REFECTION from SECOND SUNDAY IN LENT
There is a saying that has appeared on a number of posters. It goes like this:“Please be patient; God isn’t finished with me yet.” I think this is a good motto for Lent. Our culture assumes that our growth and our education are about finished by the time we have survived the trials of adolescence. Then, once we’re in our twenties, it is expected that we have begun to figure life out and act like adults. Even though this assumes that life becomes easier, it certainly isn’t God’s view of things. We are never completed products. We are living beings and our growth and change is essential to staying alive. Abram was an old man when God called him to pull up roots, move to a new land and start a new family. That was long past adolescence, and he had plenty of time to form opinions on every aspect of life. He was probably very comfortable with his way of life; but God called him to change radically—his view of himself and even his image of God.
Where would we be if Abram had insisted he was too old to change?
Most of the apostles were over twenty years old when Jesus told them to drop everything and come follow him. They had jobs, families and lives they always had known. Then Jesus comes along and calls them to a radically different life and a radically different way of understanding their world and their God. Jesus showed Peter, James, and John a destination, an end-point to this life of change and growth on a mountain top. This was sharing in the glory of the resurrection. Only when we have been raised from the dead with Christ, we will share fully in his glory and we may call ourselves finished, complete.

**Information given**

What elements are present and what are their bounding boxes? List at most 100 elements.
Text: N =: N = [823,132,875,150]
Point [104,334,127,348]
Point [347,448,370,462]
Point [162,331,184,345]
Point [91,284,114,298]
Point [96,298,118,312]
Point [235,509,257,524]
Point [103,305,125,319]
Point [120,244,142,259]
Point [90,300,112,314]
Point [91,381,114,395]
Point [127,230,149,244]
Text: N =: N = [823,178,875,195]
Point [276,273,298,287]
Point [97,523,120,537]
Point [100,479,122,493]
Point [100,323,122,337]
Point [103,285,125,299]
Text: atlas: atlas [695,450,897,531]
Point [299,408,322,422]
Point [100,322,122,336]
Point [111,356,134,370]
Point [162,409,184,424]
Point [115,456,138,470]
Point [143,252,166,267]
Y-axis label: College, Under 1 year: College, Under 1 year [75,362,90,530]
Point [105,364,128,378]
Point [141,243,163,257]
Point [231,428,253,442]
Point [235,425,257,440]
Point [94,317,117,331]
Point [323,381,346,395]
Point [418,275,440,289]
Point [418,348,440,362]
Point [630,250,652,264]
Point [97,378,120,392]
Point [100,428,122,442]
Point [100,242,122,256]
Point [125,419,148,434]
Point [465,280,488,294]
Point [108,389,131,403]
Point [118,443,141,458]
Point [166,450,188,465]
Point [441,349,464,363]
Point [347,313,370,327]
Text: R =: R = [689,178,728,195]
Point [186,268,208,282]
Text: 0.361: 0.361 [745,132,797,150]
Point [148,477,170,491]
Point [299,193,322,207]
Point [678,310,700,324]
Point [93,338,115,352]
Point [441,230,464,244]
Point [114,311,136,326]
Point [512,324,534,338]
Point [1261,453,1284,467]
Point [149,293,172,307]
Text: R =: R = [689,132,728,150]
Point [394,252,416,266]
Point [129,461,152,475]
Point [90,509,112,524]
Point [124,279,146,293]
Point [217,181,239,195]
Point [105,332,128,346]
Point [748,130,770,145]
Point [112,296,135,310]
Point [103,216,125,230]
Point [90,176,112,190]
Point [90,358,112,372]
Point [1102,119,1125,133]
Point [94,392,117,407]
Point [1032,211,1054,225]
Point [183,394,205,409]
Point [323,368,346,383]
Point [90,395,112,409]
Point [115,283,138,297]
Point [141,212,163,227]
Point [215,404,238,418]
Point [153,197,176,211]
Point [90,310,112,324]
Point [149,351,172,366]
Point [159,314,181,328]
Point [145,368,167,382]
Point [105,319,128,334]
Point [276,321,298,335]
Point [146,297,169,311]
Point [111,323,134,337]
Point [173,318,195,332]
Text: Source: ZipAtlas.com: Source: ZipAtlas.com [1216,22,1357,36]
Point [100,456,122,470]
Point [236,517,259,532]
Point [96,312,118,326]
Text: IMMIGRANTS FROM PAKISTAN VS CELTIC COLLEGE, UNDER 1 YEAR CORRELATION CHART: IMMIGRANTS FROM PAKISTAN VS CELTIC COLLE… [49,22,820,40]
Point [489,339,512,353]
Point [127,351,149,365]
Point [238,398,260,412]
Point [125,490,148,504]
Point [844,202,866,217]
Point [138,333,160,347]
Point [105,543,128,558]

**Exercise requirements**
1 – Based on the Lenten reflection, explain in one to three sentences why our growth is not complete once we reach adulthood.
2 – Continue the Lenten reflection, picking up after its final sentence.

**Task answers**
1 – We are never completed products but living beings, and growth and change are essential to staying alive. We may call ourselves finished and complete only when we have been raised from the dead with Christ and share fully in his glory.

2 –
Saint Paul says the Lord Jesus Christ “will give a new form to this lowly body of ours and remake it according to the pattern of his glorified body, by his power to subject everything to himself.” God isn’t finished with us yet. Holiness is God’s work. Our task is to let God change us, to give God space and time in our lives, and to consent to the transformations God wants us to make. And then, when we recognize the grace of God at work in us, we are charged to tell others about the wonderful mercy of God. Tell others what God has done for us, what God means in our lives, what God has enabled us to do and become.